## start DATA PROVIDED
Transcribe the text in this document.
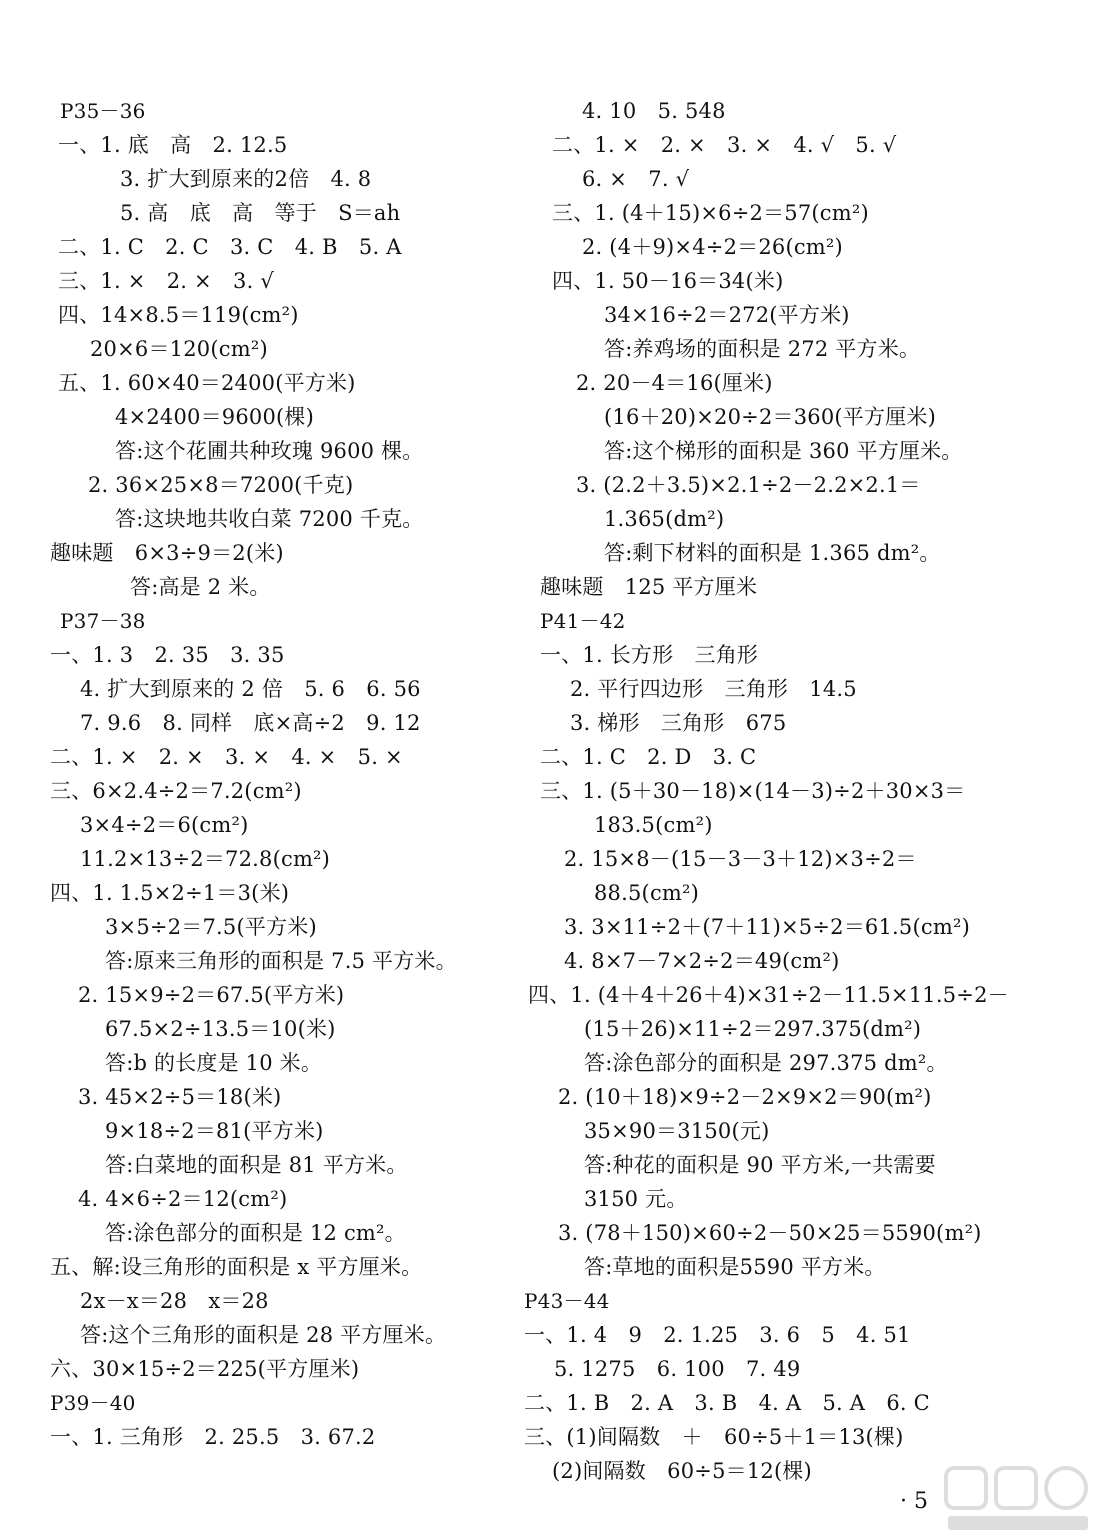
P35－36
一、1. 底　高　2. 12.5
3. 扩大到原来的2倍　4. 8
5. 高　底　高　等于　S＝ah
二、1. C　2. C　3. C　4. B　5. A
三、1. ×　2. ×　3. √
四、14×8.5＝119(cm²)
20×6＝120(cm²)
五、1. 60×40＝2400(平方米)
4×2400＝9600(棵)
答:这个花圃共种玫瑰 9600 棵。
2. 36×25×8＝7200(千克)
答:这块地共收白菜 7200 千克。
趣味题　6×3÷9＝2(米)
答:高是 2 米。
P37－38
一、1. 3　2. 35　3. 35
4. 扩大到原来的 2 倍　5. 6　6. 56
7. 9.6　8. 同样　底×高÷2　9. 12
二、1. ×　2. ×　3. ×　4. ×　5. ×
三、6×2.4÷2＝7.2(cm²)
3×4÷2＝6(cm²)
11.2×13÷2＝72.8(cm²)
四、1. 1.5×2÷1＝3(米)
3×5÷2＝7.5(平方米)
答:原来三角形的面积是 7.5 平方米。
2. 15×9÷2＝67.5(平方米)
67.5×2÷13.5＝10(米)
答:b 的长度是 10 米。
3. 45×2÷5＝18(米)
9×18÷2＝81(平方米)
答:白菜地的面积是 81 平方米。
4. 4×6÷2＝12(cm²)
答:涂色部分的面积是 12 cm²。
五、解:设三角形的面积是 x 平方厘米。
2x－x＝28　x＝28
答:这个三角形的面积是 28 平方厘米。
六、30×15÷2＝225(平方厘米)
P39－40
一、1. 三角形　2. 25.5　3. 67.2
4. 10　5. 548
二、1. ×　2. ×　3. ×　4. √　5. √
6. ×　7. √
三、1. (4＋15)×6÷2＝57(cm²)
2. (4＋9)×4÷2＝26(cm²)
四、1. 50－16＝34(米)
34×16÷2＝272(平方米)
答:养鸡场的面积是 272 平方米。
2. 20－4＝16(厘米)
(16＋20)×20÷2＝360(平方厘米)
答:这个梯形的面积是 360 平方厘米。
3. (2.2＋3.5)×2.1÷2－2.2×2.1＝
1.365(dm²)
答:剩下材料的面积是 1.365 dm²。
趣味题　125 平方厘米
P41－42
一、1. 长方形　三角形
2. 平行四边形　三角形　14.5
3. 梯形　三角形　675
二、1. C　2. D　3. C
三、1. (5＋30－18)×(14－3)÷2＋30×3＝
183.5(cm²)
2. 15×8－(15－3－3＋12)×3÷2＝
88.5(cm²)
3. 3×11÷2＋(7＋11)×5÷2＝61.5(cm²)
4. 8×7－7×2÷2＝49(cm²)
四、1. (4＋4＋26＋4)×31÷2－11.5×11.5÷2－
(15＋26)×11÷2＝297.375(dm²)
答:涂色部分的面积是 297.375 dm²。
2. (10＋18)×9÷2－2×9×2＝90(m²)
35×90＝3150(元)
答:种花的面积是 90 平方米,一共需要
3150 元。
3. (78＋150)×60÷2－50×25＝5590(m²)
答:草地的面积是5590 平方米。
P43－44
一、1. 4　9　2. 1.25　3. 6　5　4. 51
5. 1275　6. 100　7. 49
二、1. B　2. A　3. B　4. A　5. A　6. C
三、(1)间隔数　＋　60÷5＋1＝13(棵)
(2)间隔数　60÷5＝12(棵)
· 5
## end DATA PROVIDED
» **PROBLEM REQUIREMENTS**
Your copy of the data should match it exactly, except that pictures are left out.

» **TASK ANSWER**
Transcribe the text in this document.
P35－36
一、1. 底　高　2. 12.5
3. 扩大到原来的2倍　4. 8
5. 高　底　高　等于　S＝ah
二、1. C　2. C　3. C　4. B　5. A
三、1. ×　2. ×　3. √
四、14×8.5＝119(cm²)
20×6＝120(cm²)
五、1. 60×40＝2400(平方米)
4×2400＝9600(棵)
答:这个花圃共种玫瑰 9600 棵。
2. 36×25×8＝7200(千克)
答:这块地共收白菜 7200 千克。
趣味题　6×3÷9＝2(米)
答:高是 2 米。
P37－38
一、1. 3　2. 35　3. 35
4. 扩大到原来的 2 倍　5. 6　6. 56
7. 9.6　8. 同样　底×高÷2　9. 12
二、1. ×　2. ×　3. ×　4. ×　5. ×
三、6×2.4÷2＝7.2(cm²)
3×4÷2＝6(cm²)
11.2×13÷2＝72.8(cm²)
四、1. 1.5×2÷1＝3(米)
3×5÷2＝7.5(平方米)
答:原来三角形的面积是 7.5 平方米。
2. 15×9÷2＝67.5(平方米)
67.5×2÷13.5＝10(米)
答:b 的长度是 10 米。
3. 45×2÷5＝18(米)
9×18÷2＝81(平方米)
答:白菜地的面积是 81 平方米。
4. 4×6÷2＝12(cm²)
答:涂色部分的面积是 12 cm²。
五、解:设三角形的面积是 x 平方厘米。
2x－x＝28　x＝28
答:这个三角形的面积是 28 平方厘米。
六、30×15÷2＝225(平方厘米)
P39－40
一、1. 三角形　2. 25.5　3. 67.2
4. 10　5. 548
二、1. ×　2. ×　3. ×　4. √　5. √
6. ×　7. √
三、1. (4＋15)×6÷2＝57(cm²)
2. (4＋9)×4÷2＝26(cm²)
四、1. 50－16＝34(米)
34×16÷2＝272(平方米)
答:养鸡场的面积是 272 平方米。
2. 20－4＝16(厘米)
(16＋20)×20÷2＝360(平方厘米)
答:这个梯形的面积是 360 平方厘米。
3. (2.2＋3.5)×2.1÷2－2.2×2.1＝
1.365(dm²)
答:剩下材料的面积是 1.365 dm²。
趣味题　125 平方厘米
P41－42
一、1. 长方形　三角形
2. 平行四边形　三角形　14.5
3. 梯形　三角形　675
二、1. C　2. D　3. C
三、1. (5＋30－18)×(14－3)÷2＋30×3＝
183.5(cm²)
2. 15×8－(15－3－3＋12)×3÷2＝
88.5(cm²)
3. 3×11÷2＋(7＋11)×5÷2＝61.5(cm²)
4. 8×7－7×2÷2＝49(cm²)
四、1. (4＋4＋26＋4)×31÷2－11.5×11.5÷2－
(15＋26)×11÷2＝297.375(dm²)
答:涂色部分的面积是 297.375 dm²。
2. (10＋18)×9÷2－2×9×2＝90(m²)
35×90＝3150(元)
答:种花的面积是 90 平方米,一共需要
3150 元。
3. (78＋150)×60÷2－50×25＝5590(m²)
答:草地的面积是5590 平方米。
P43－44
一、1. 4　9　2. 1.25　3. 6　5　4. 51
5. 1275　6. 100　7. 49
二、1. B　2. A　3. B　4. A　5. A　6. C
三、(1)间隔数　＋　60÷5＋1＝13(棵)
(2)间隔数　60÷5＝12(棵)
· 5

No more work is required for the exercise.